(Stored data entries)

——

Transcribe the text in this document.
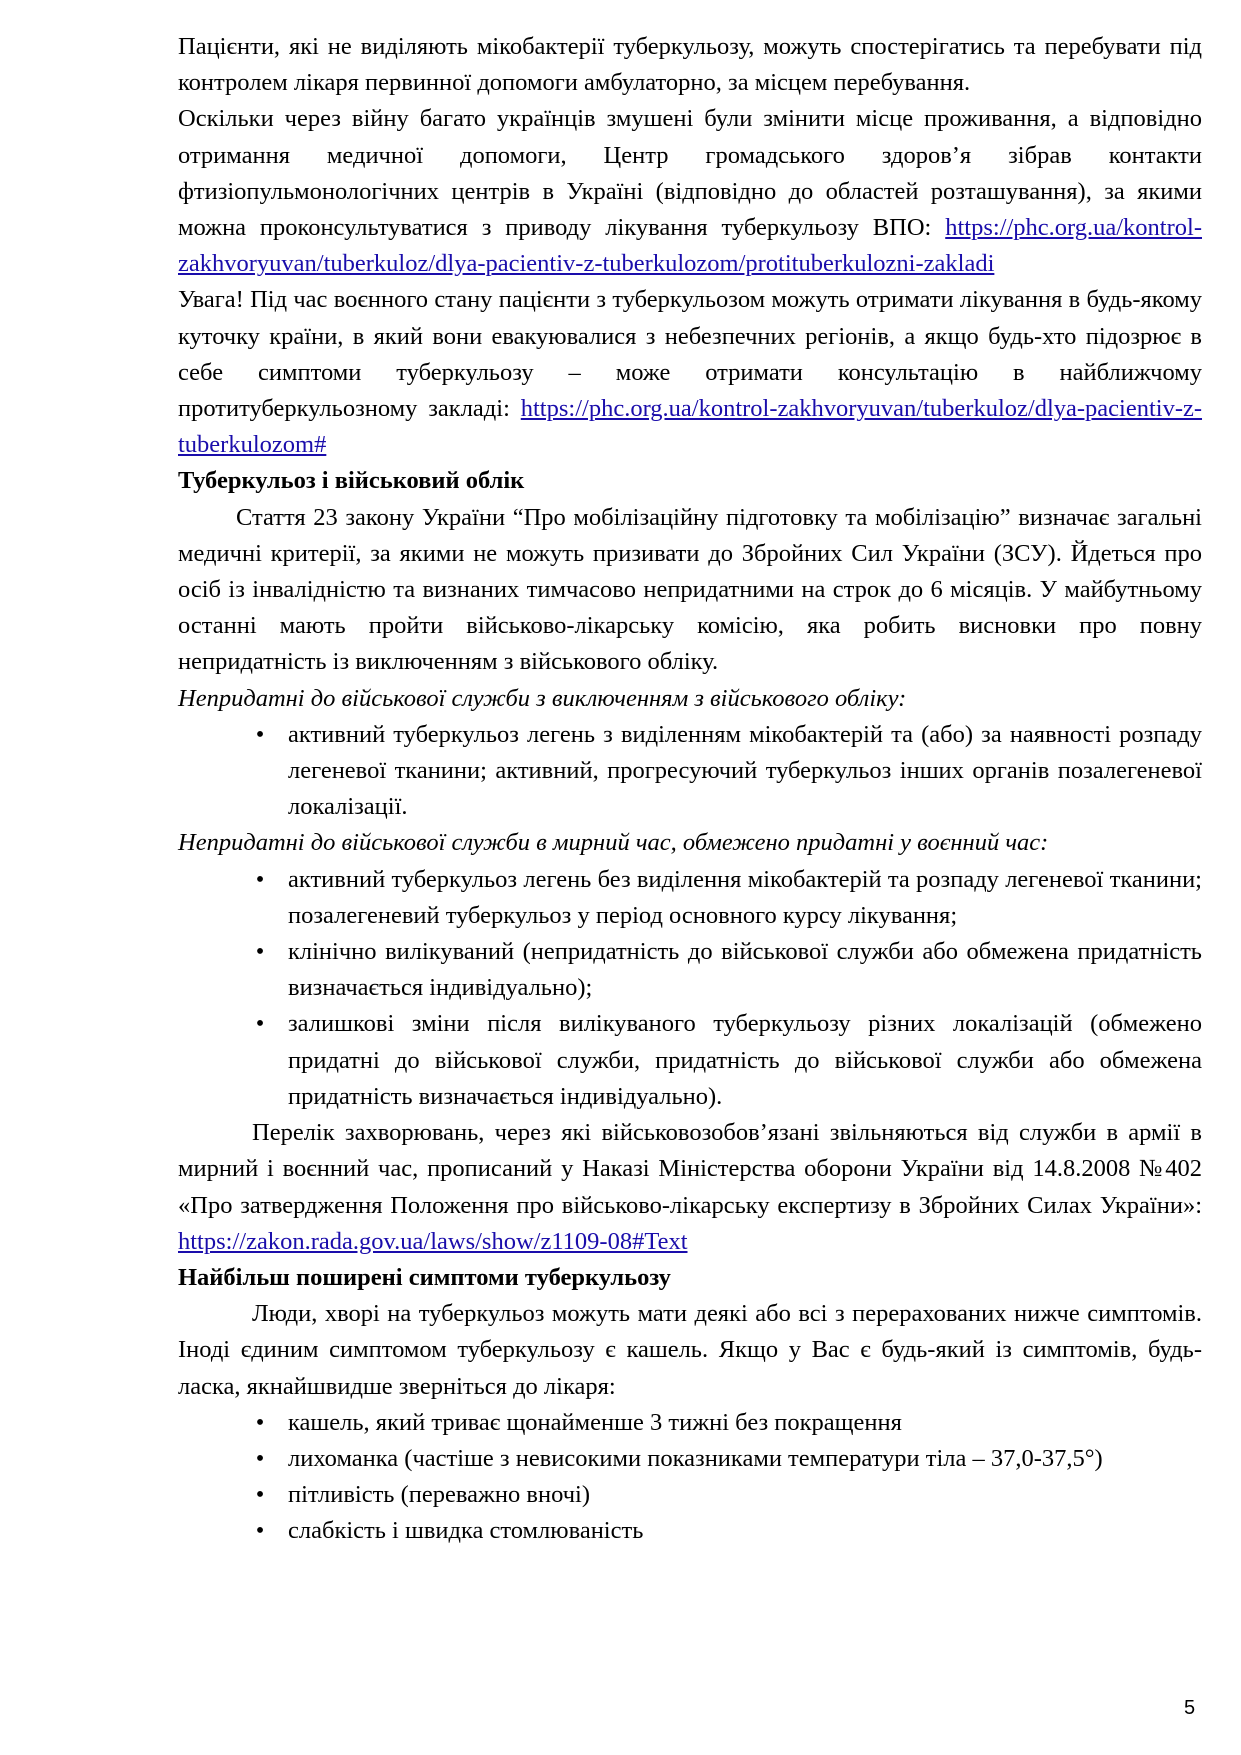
Пацієнти, які не виділяють мікобактерії туберкульозу, можуть спостерігатись та перебувати під контролем лікаря первинної допомоги амбулаторно, за місцем перебування.

Оскільки через війну багато українців змушені були змінити місце проживання, а відповідно отримання медичної допомоги, Центр громадського здоров’я зібрав контакти фтизіопульмонологічних центрів в Україні (відповідно до областей розташування), за якими можна проконсультуватися з приводу лікування туберкульозу ВПО: https://phc.org.ua/kontrol-zakhvoryuvan/tuberkuloz/dlya-pacientiv-z-tuberkulozom/protituberkulozni-zakladi

Увага! Під час воєнного стану пацієнти з туберкульозом можуть отримати лікування в будь-якому куточку країни, в який вони евакуювалися з небезпечних регіонів, а якщо будь-хто підозрює в себе симптоми туберкульозу – може отримати консультацію в найближчому протитуберкульозному закладі: https://phc.org.ua/kontrol-zakhvoryuvan/tuberkuloz/dlya-pacientiv-z-tuberkulozom#

Туберкульоз і військовий облік

Стаття 23 закону України “Про мобілізаційну підготовку та мобілізацію” визначає загальні медичні критерії, за якими не можуть призивати до Збройних Сил України (ЗСУ). Йдеться про осіб із інвалідністю та визнаних тимчасово непридатними на строк до 6 місяців. У майбутньому останні мають пройти військово-лікарську комісію, яка робить висновки про повну непридатність із виключенням з військового обліку.

Непридатні до військової служби з виключенням з військового обліку:

• активний туберкульоз легень з виділенням мікобактерій та (або) за наявності розпаду легеневої тканини; активний, прогресуючий туберкульоз інших органів позалегеневої локалізації.

Непридатні до військової служби в мирний час, обмежено придатні у воєнний час:

• активний туберкульоз легень без виділення мікобактерій та розпаду легеневої тканини; позалегеневий туберкульоз у період основного курсу лікування;
• клінічно вилікуваний (непридатність до військової служби або обмежена придатність визначається індивідуально);
• залишкові зміни після вилікуваного туберкульозу різних локалізацій (обмежено придатні до військової служби, придатність до військової служби або обмежена придатність визначається індивідуально).

Перелік захворювань, через які військовозобов’язані звільняються від служби в армії в мирний і воєнний час, прописаний у Наказі Міністерства оборони України від 14.8.2008 №402 «Про затвердження Положення про військово-лікарську експертизу в Збройних Силах України»: https://zakon.rada.gov.ua/laws/show/z1109-08#Text

Найбільш поширені симптоми туберкульозу

Люди, хворі на туберкульоз можуть мати деякі або всі з перерахованих нижче симптомів. Іноді єдиним симптомом туберкульозу є кашель. Якщо у Вас є будь-який із симптомів, будь-ласка, якнайшвидше зверніться до лікаря:

• кашель, який триває щонайменше 3 тижні без покращення
• лихоманка (частіше з невисокими показниками температури тіла – 37,0-37,5°)
• пітливість (переважно вночі)
• слабкість і швидка стомлюваність
5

——

Pick out all lines containing the string "симптоми".

Correct output:
Увага! Під час воєнного стану пацієнти з туберкульозом можуть отримати лікування в будь-якому куточку країни, в який вони евакуювалися з небезпечних регіонів, а якщо будь-хто підозрює в себе симптоми туберкульозу – може отримати консультацію в найближчому протитуберкульозному закладі: https://phc.org.ua/kontrol-zakhvoryuvan/tuberkuloz/dlya-pacientiv-z-tuberkulozom#
Найбільш поширені симптоми туберкульозу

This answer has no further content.